2017-05-14 Thread jeanbigboute
On Saturday, May 13, 2017 at 3:39:52 PM UTC-7, Terry Reedy wrote:
> On 5/13/2017 1:23 PM, jeanbigbo...@gmail.com wrote:
> 
> > Thank you for bringing up this important topic.  As an occasional Python 
> > user, I find that Python documentation is all over the usability map - some 
> > great, some difficult.  The Python docs have been at best a starting point. 
> >  I usually need to go to other sites like this group, StackOverflow, and a 
> > blog or two to understand how to do something.  After I learn to do that 
> > one thing, I am not any more independent, self-reliant, or able to 
> > contribute back to the community.  Although Matlab gets a lot of grief in 
> > the open source community, its documentation is concise, complete, and 
> > self-contained.
> 
> Thank you for writing a response focused on your experience with the docs.

:: DATA SEGMENT ::
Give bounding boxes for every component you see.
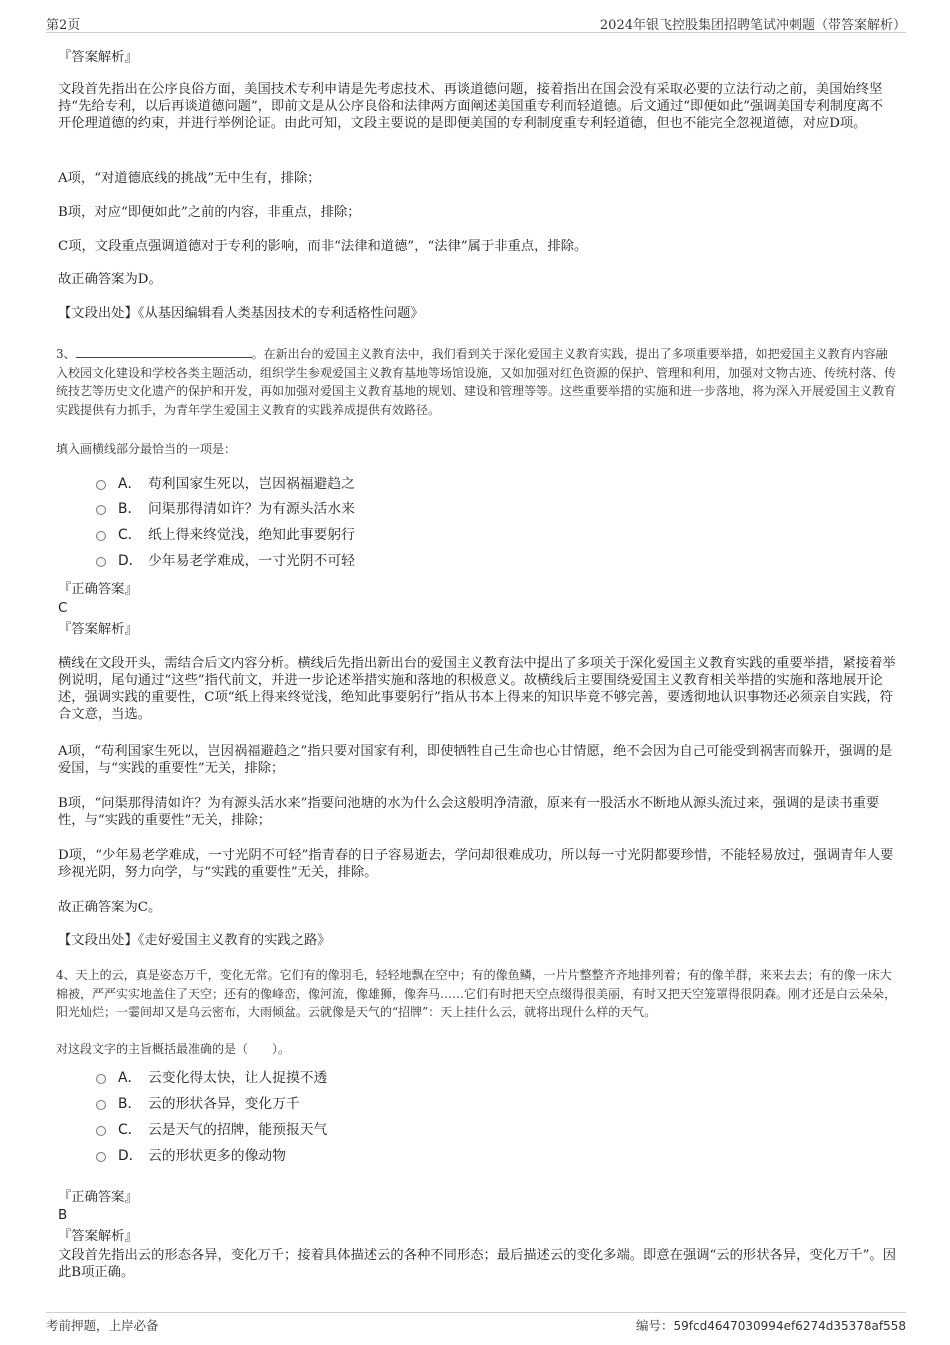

:: THE TASK ::
Output, word for word, the part of the Python documentation post starting at "2017-05-14 Thread jeanbigboute" and ending at "a starting point.". The data was taken from a different source than the Python documentation post.

:: FULL ANSWER ::
2017-05-14 Thread jeanbigboute
On Saturday, May 13, 2017 at 3:39:52 PM UTC-7, Terry Reedy wrote:
> On 5/13/2017 1:23 PM, jeanbigbo...@gmail.com wrote:
> 
> > Thank you for bringing up this important topic.  As an occasional Python 
> > user, I find that Python documentation is all over the usability map - some 
> > great, some difficult.  The Python docs have been at best a starting point.